━━ Exercise material ━━
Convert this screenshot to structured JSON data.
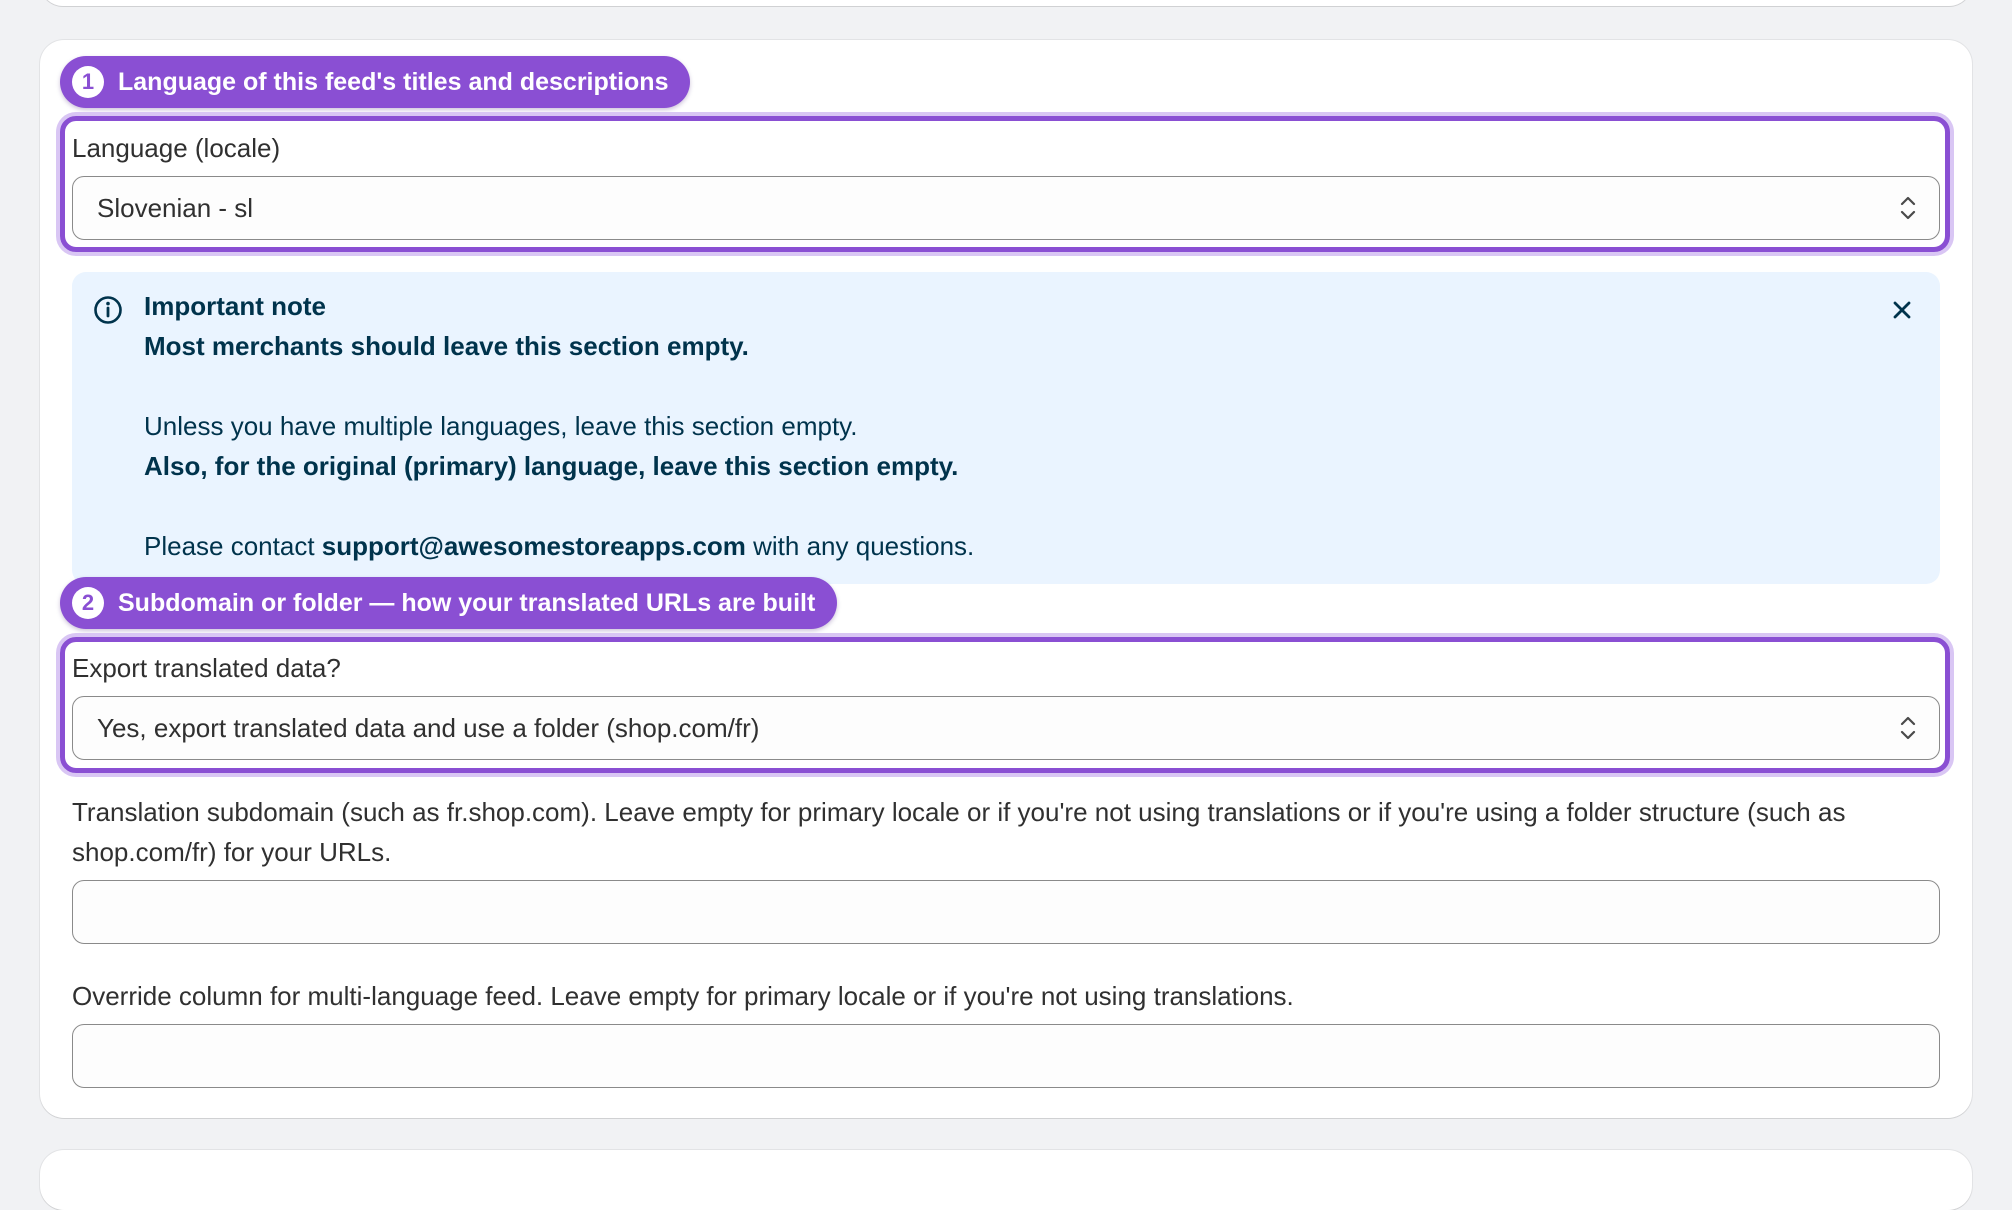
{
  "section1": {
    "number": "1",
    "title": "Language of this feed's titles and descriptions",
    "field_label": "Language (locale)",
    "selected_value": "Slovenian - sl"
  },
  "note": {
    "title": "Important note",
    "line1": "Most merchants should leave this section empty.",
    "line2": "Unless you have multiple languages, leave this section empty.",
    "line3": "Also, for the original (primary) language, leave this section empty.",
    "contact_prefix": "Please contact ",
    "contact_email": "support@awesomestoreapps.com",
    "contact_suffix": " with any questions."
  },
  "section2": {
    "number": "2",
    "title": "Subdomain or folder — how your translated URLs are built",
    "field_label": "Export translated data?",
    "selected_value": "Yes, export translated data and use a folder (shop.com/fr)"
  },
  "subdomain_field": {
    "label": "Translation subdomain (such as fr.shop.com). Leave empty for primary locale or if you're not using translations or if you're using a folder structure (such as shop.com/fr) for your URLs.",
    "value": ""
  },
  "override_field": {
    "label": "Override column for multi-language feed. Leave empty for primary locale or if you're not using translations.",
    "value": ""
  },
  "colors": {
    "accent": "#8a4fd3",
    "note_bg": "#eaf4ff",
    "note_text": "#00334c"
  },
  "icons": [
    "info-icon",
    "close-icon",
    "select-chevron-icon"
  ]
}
━━━
━━ Exercise material ━━
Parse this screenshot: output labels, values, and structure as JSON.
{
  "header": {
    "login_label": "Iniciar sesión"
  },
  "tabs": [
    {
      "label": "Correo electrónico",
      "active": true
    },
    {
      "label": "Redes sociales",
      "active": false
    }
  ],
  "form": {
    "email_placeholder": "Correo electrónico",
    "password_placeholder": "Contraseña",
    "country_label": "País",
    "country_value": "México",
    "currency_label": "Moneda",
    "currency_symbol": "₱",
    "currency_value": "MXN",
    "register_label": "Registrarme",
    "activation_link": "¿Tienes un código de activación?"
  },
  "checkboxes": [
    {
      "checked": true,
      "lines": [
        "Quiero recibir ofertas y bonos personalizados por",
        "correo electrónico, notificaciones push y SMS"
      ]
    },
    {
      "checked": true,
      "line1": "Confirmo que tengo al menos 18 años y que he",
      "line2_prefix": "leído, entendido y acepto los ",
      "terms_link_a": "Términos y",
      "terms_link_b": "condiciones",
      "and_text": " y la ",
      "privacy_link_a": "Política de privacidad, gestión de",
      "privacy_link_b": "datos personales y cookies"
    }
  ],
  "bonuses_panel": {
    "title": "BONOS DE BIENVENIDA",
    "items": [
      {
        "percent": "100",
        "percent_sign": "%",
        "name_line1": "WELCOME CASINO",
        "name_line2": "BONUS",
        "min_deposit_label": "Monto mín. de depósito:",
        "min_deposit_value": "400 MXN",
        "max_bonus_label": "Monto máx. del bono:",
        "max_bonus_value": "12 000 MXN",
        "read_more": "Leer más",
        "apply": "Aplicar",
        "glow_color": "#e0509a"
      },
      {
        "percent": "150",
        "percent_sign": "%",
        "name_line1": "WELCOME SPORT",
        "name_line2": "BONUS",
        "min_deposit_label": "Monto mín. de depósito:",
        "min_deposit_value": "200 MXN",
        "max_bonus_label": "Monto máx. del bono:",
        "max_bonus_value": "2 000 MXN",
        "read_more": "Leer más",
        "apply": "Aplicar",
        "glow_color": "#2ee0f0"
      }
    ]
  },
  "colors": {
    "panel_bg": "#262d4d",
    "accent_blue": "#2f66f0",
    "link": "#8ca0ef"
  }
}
━━━
What you have to do: In how many lines of the data does the string "using" appear? Give only the number.

Full output: 2